[What is being asked]
Make an exact copy of all the entries, with the pictures left out.

[Data shown]
___

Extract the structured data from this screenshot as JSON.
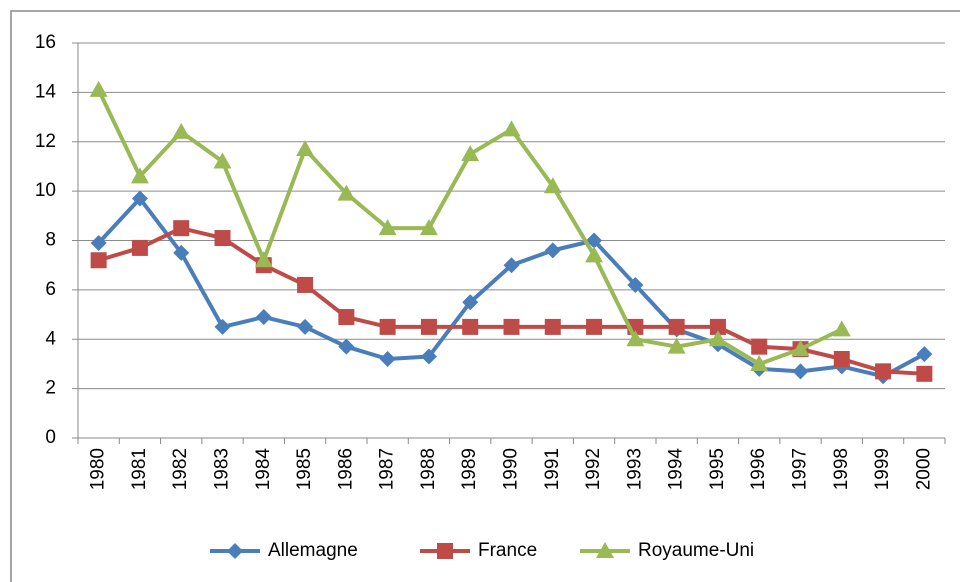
{
  "chart_data": {
    "type": "line",
    "categories": [
      "1980",
      "1981",
      "1982",
      "1983",
      "1984",
      "1985",
      "1986",
      "1987",
      "1988",
      "1989",
      "1990",
      "1991",
      "1992",
      "1993",
      "1994",
      "1995",
      "1996",
      "1997",
      "1998",
      "1999",
      "2000"
    ],
    "series": [
      {
        "name": "Allemagne",
        "color": "#4a7ebb",
        "marker": "diamond",
        "values": [
          7.9,
          9.7,
          7.5,
          4.5,
          4.9,
          4.5,
          3.7,
          3.2,
          3.3,
          5.5,
          7.0,
          7.6,
          8.0,
          6.2,
          4.4,
          3.8,
          2.8,
          2.7,
          2.9,
          2.5,
          3.4
        ]
      },
      {
        "name": "France",
        "color": "#be4b48",
        "marker": "square",
        "values": [
          7.2,
          7.7,
          8.5,
          8.1,
          7.0,
          6.2,
          4.9,
          4.5,
          4.5,
          4.5,
          4.5,
          4.5,
          4.5,
          4.5,
          4.5,
          4.5,
          3.7,
          3.6,
          3.2,
          2.7,
          2.6
        ]
      },
      {
        "name": "Royaume-Uni",
        "color": "#98b954",
        "marker": "triangle",
        "values": [
          14.1,
          10.6,
          12.4,
          11.2,
          7.2,
          11.7,
          9.9,
          8.5,
          8.5,
          11.5,
          12.5,
          10.2,
          7.4,
          4.0,
          3.7,
          4.0,
          3.0,
          3.6,
          4.4,
          null,
          null
        ]
      }
    ],
    "ylim": [
      0,
      16
    ],
    "yticks": [
      0,
      2,
      4,
      6,
      8,
      10,
      12,
      14,
      16
    ],
    "grid": true,
    "legend": "bottom"
  }
}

___

[Exercise output]
Extract the structured data from this screenshot as JSON.
{
  "chart_data": {
    "type": "line",
    "categories": [
      "1980",
      "1981",
      "1982",
      "1983",
      "1984",
      "1985",
      "1986",
      "1987",
      "1988",
      "1989",
      "1990",
      "1991",
      "1992",
      "1993",
      "1994",
      "1995",
      "1996",
      "1997",
      "1998",
      "1999",
      "2000"
    ],
    "series": [
      {
        "name": "Allemagne",
        "color": "#4a7ebb",
        "marker": "diamond",
        "values": [
          7.9,
          9.7,
          7.5,
          4.5,
          4.9,
          4.5,
          3.7,
          3.2,
          3.3,
          5.5,
          7.0,
          7.6,
          8.0,
          6.2,
          4.4,
          3.8,
          2.8,
          2.7,
          2.9,
          2.5,
          3.4
        ]
      },
      {
        "name": "France",
        "color": "#be4b48",
        "marker": "square",
        "values": [
          7.2,
          7.7,
          8.5,
          8.1,
          7.0,
          6.2,
          4.9,
          4.5,
          4.5,
          4.5,
          4.5,
          4.5,
          4.5,
          4.5,
          4.5,
          4.5,
          3.7,
          3.6,
          3.2,
          2.7,
          2.6
        ]
      },
      {
        "name": "Royaume-Uni",
        "color": "#98b954",
        "marker": "triangle",
        "values": [
          14.1,
          10.6,
          12.4,
          11.2,
          7.2,
          11.7,
          9.9,
          8.5,
          8.5,
          11.5,
          12.5,
          10.2,
          7.4,
          4.0,
          3.7,
          4.0,
          3.0,
          3.6,
          4.4,
          null,
          null
        ]
      }
    ],
    "ylim": [
      0,
      16
    ],
    "yticks": [
      0,
      2,
      4,
      6,
      8,
      10,
      12,
      14,
      16
    ],
    "grid": true,
    "legend": "bottom"
  }
}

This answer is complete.